(Given passage)
California goes to court for education reform

At every crossroads toward the future, it’s been said, tradition will post 10,000 people to guard the past. For frustrated Californians that see the need for significant change in the education system, a major number of those guardians are found in California’s Democratic-controlled legislature and the California Teachers Association (CTA), which is the state’s largest political contributor. Unfortunately, the problems are not new. I wrote at length on the terrible effects of California’s teacher employment laws and practices back in 2005, attacking tenure, seniority, and the evaluation and compensation systems as damaging to students. The depth of dysfunction in California has been documented repeatedly, perhaps most thoroughly in the 2007 “Getting Down to Facts” report, issued by Stanford University’s Institute for Research on Education Policy and Practice.

One of the key conclusions of the report, based on 22 separate studies it commissioned, was this: Current teacher policies do not let state and local administrators make the best use of the pool of potential teachers nor adequately support current teachers.

Five years later and with virtually no changes to teacher employment, compensation, dismissal, or tenure laws or practices – and no hope of any legislation passing – California’s reformers are following in the steps of great civil rights movements and seeking relief from the courts. In October 2011, a group of families, with support from EdVoice, sued the Los Angeles Unified School District (LAUSD) to force compliance with a mostly ignored California law known as the Stull Act, which mandates among other things that teacher evaluations occur regularly and that they include student performance data.

Even the current LAUSD superintendent admitted in his deposition that “the current system doesn’t best serve adults or students” and does not focus on “the whole part of an education, and that is how students do.” Now the Democratic mayor, Antonio Villaraigosa, has jumped in on the side of the families, filing a friend-of-the court brief insisting on change and noting that LAUSD only evaluated 40 percent of tenured teachers and 70 percent of non-tenured teachers. Moreover, the district’s own task force found “only a tenuous link between evaluations and improved teaching and learning.”

(Given entries)
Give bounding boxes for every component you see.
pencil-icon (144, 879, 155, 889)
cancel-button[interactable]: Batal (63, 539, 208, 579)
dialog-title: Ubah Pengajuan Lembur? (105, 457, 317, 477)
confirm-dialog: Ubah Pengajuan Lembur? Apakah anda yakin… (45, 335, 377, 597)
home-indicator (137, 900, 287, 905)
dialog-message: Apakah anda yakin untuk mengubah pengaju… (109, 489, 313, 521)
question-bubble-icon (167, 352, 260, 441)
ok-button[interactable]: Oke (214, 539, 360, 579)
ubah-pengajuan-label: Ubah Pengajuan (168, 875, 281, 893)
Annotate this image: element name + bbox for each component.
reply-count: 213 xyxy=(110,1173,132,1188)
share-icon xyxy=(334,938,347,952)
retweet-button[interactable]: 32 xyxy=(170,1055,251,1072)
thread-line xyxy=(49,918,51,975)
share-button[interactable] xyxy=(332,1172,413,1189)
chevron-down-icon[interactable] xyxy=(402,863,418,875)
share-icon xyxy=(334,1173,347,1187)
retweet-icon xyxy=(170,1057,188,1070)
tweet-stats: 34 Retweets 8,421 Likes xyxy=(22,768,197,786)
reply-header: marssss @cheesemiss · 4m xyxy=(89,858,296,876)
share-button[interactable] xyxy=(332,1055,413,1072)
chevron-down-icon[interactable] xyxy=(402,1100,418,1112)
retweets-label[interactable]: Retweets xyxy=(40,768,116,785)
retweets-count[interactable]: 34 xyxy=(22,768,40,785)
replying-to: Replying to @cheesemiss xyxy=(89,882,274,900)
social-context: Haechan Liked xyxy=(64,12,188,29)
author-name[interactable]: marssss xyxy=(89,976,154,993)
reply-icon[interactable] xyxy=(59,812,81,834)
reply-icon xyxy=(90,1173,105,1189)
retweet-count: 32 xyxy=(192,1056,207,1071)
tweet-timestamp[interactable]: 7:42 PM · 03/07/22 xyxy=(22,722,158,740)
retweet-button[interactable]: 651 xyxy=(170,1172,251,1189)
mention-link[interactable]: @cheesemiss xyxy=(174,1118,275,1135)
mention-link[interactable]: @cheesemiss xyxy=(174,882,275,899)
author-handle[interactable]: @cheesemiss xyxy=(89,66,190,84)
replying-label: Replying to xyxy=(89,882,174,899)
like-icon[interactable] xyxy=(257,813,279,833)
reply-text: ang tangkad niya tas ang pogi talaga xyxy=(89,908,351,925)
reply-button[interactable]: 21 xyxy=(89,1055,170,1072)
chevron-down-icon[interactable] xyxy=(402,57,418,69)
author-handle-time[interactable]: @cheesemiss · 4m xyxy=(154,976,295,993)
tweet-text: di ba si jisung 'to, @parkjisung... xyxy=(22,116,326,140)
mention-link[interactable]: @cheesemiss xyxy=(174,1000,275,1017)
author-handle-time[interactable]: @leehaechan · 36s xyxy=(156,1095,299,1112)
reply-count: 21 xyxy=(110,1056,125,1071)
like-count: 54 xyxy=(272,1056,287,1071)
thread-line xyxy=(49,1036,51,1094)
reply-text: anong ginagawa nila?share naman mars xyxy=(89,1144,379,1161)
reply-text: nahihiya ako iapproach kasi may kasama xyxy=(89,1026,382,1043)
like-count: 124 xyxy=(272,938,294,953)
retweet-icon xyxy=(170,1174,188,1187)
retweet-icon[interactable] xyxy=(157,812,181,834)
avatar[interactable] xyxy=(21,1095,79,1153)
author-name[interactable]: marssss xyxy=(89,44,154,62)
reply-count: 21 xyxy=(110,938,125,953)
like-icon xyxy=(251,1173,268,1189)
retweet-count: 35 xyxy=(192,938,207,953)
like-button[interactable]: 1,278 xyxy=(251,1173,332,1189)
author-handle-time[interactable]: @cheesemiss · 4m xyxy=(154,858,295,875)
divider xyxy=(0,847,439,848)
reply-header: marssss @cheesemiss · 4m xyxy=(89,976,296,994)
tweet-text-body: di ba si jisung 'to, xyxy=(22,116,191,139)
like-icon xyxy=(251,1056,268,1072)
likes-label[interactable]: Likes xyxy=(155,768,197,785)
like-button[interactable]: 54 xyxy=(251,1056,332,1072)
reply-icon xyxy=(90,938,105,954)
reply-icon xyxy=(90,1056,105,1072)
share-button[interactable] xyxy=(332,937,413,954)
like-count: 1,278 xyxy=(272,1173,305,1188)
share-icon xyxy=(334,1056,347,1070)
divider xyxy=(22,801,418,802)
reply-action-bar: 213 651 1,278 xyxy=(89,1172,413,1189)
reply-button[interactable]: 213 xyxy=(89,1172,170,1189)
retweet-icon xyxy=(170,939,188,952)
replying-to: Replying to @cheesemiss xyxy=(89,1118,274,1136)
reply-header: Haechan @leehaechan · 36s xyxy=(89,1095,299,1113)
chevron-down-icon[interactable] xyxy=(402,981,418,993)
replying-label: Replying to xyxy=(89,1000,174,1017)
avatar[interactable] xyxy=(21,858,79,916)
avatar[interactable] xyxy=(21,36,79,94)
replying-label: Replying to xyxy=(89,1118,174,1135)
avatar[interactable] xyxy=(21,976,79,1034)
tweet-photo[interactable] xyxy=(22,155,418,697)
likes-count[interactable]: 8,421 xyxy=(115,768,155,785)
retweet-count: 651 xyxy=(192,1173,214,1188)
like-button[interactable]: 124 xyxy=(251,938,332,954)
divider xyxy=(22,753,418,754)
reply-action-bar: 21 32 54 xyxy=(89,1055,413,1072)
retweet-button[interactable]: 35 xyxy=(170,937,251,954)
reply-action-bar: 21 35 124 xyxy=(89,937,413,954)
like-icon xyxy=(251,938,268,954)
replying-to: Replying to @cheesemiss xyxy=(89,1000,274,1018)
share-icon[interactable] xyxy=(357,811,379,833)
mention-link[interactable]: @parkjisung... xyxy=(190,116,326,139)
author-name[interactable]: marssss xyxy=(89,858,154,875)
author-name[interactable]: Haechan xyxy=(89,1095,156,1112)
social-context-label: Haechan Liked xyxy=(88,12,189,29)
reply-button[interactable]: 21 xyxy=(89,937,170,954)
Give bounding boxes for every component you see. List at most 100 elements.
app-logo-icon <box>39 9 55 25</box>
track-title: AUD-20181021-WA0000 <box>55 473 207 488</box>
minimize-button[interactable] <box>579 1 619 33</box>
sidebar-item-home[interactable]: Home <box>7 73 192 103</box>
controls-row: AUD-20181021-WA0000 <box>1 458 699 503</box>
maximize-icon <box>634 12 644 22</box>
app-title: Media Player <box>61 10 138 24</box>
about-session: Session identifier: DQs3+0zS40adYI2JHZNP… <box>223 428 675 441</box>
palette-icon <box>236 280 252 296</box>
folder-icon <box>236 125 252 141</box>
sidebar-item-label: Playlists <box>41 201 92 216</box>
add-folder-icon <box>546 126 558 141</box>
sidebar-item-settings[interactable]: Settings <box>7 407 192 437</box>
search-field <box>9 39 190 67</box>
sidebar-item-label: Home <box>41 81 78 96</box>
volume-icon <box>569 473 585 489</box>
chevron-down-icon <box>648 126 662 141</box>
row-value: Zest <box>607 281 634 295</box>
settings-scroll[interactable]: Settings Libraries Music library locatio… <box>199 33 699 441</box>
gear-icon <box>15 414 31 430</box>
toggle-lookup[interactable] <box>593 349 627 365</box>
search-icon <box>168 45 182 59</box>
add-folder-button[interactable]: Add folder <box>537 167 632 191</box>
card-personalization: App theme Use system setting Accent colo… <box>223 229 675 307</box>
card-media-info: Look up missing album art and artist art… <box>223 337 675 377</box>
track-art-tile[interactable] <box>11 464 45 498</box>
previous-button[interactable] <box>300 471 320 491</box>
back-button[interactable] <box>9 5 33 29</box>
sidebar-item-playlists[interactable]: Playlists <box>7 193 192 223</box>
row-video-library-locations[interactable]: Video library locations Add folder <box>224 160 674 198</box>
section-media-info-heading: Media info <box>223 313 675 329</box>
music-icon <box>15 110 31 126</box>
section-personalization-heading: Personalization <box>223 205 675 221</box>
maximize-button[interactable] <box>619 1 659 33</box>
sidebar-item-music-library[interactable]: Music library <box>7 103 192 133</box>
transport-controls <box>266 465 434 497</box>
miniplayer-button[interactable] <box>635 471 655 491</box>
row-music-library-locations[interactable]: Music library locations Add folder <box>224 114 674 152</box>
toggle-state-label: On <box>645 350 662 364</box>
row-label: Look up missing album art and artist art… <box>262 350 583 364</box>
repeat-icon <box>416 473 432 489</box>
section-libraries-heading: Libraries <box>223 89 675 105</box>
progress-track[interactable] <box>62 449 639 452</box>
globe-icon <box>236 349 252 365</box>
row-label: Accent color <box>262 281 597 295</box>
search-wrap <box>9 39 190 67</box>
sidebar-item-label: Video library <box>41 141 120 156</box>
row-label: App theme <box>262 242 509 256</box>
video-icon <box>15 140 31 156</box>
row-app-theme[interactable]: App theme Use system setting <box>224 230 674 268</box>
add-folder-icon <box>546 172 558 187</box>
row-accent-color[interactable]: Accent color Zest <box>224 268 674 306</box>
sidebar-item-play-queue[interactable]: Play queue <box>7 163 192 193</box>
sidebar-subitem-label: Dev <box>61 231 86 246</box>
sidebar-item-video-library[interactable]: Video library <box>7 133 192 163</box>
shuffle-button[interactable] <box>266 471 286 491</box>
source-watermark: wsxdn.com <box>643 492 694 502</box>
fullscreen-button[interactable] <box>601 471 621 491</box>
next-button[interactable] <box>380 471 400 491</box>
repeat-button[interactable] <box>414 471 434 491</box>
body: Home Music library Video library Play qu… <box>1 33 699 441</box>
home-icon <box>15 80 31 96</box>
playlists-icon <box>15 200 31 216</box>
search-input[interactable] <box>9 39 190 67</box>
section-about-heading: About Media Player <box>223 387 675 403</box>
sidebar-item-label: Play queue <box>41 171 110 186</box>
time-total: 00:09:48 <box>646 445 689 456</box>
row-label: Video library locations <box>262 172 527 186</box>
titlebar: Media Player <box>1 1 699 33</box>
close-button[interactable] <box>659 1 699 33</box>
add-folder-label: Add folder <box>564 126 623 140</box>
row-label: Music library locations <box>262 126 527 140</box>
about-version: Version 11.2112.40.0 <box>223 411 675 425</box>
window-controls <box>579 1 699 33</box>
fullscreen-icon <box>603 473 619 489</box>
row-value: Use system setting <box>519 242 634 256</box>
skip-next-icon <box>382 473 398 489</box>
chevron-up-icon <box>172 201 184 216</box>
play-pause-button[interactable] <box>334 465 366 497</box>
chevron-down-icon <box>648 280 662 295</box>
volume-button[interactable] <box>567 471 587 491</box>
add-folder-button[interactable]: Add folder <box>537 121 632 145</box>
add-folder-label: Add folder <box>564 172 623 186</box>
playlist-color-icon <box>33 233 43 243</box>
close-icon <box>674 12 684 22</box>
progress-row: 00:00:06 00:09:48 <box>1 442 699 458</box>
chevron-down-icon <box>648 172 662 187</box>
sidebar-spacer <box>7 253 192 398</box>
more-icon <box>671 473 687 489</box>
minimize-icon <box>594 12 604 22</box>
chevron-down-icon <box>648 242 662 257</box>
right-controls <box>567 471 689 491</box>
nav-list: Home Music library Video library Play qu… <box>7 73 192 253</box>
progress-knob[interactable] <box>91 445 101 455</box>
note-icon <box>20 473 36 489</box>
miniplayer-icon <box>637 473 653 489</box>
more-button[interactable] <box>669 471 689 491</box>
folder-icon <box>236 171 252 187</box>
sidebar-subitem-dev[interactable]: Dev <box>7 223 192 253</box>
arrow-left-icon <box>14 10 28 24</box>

(Jobs)
**1)** Decide whether each statement below agrees with the article on California education reform, and answer yes or no for each, quoting the words of the article that decide it.
(a) The 2007 "Getting Down to Facts" report drew on 22 separate studies.
(b) The families sued the Los Angeles Unified School District in October 2012.
(c) The district evaluated 70 percent of its tenured teachers.
**2)** Proceed with the article on California education reform, picking up after its last sentence.
The items are separate material with no connection to the article on California education reform.

(Results for the exercise)
**1)**
(a) Yes: "based on 22 separate studies it commissioned"
(b) No: "In October 2011, a group of families, with support from EdVoice, sued the Los Angeles Unified School District (LAUSD)"
(c) No: "LAUSD only evaluated 40 percent of tenured teachers and 70 percent of non-tenured teachers"

**2)**
Last month, my colleague at the American Center for School Choice, Steve Sugarman, analyzed the current Reed vs. State of California case that is, at least so far, defeating the “last in, first out” hiring practices that the CTA advocates and most school districts adopt. This policy leads to disproportionate firing of teachers in schools that serve poor neighborhoods and operate in difficult urban areas because the seniority policies of unions and districts place the newly hired teachers at these schools. Thus the trial court found the practice unconstitutionally deprives students of an equal education.

Just last week, lawyers filed on behalf of eight teenage students across the state a third attack on the teaching status quo that demonstrably damages kids.

A San Francisco Bay area nonprofit, Students Matter, is leading the effort, which names four school districts. It has received support from Democrats for Educational Reform, headed in California by another American Center colleague, Gloria Romero, along with Michele Rhee’s StudentsFirst and Parent Revolution.

The suit seeks to overturn five laws that essentially prevent quality teaching, which when it occurs, disproportionately and adversely affects minority and poor communities. The suit contends that California’s tenure law, which grants lifetime protections after only 18 months of in-classroom experience, is an inadequate time frame for determining long-term employment.

It also targets the 10-step dismissal process that costs hundreds of thousands of dollars to pursue and results in only rare teacher firings. Last year, LAUSD paid a teacher arrested for lewd acts with students $40,000 to resign. I doubt you could find a teacher fired in California in the last 20 years because students didn’t learn anything in class. As a California school board member, I have regularly signed off on low-six-figure settlements to obtain teacher resignations for unethical actions rather than risk high-six-figure costs and perhaps having to take them back in to our classrooms. It’s nauseating, but it’s the reality of this process in California. Lastly, the suit seeks to overturn more broadly than Reed the “last-in-first-out” legal provisions for teacher layoffs.

Will this all lead to a kind of mini Brown vs. Board of Education revolutionary decision that will eventually change the California education landscape for the better? Hard to tell.

The education establishment, California School Boards Association and the Association of California School Administrators, sued the state in 2010 (Robles-Wong vs. State of California) asserting that California had unconstitutionally failed to fund education. The court said education had no constitutional right to a certain level of funding.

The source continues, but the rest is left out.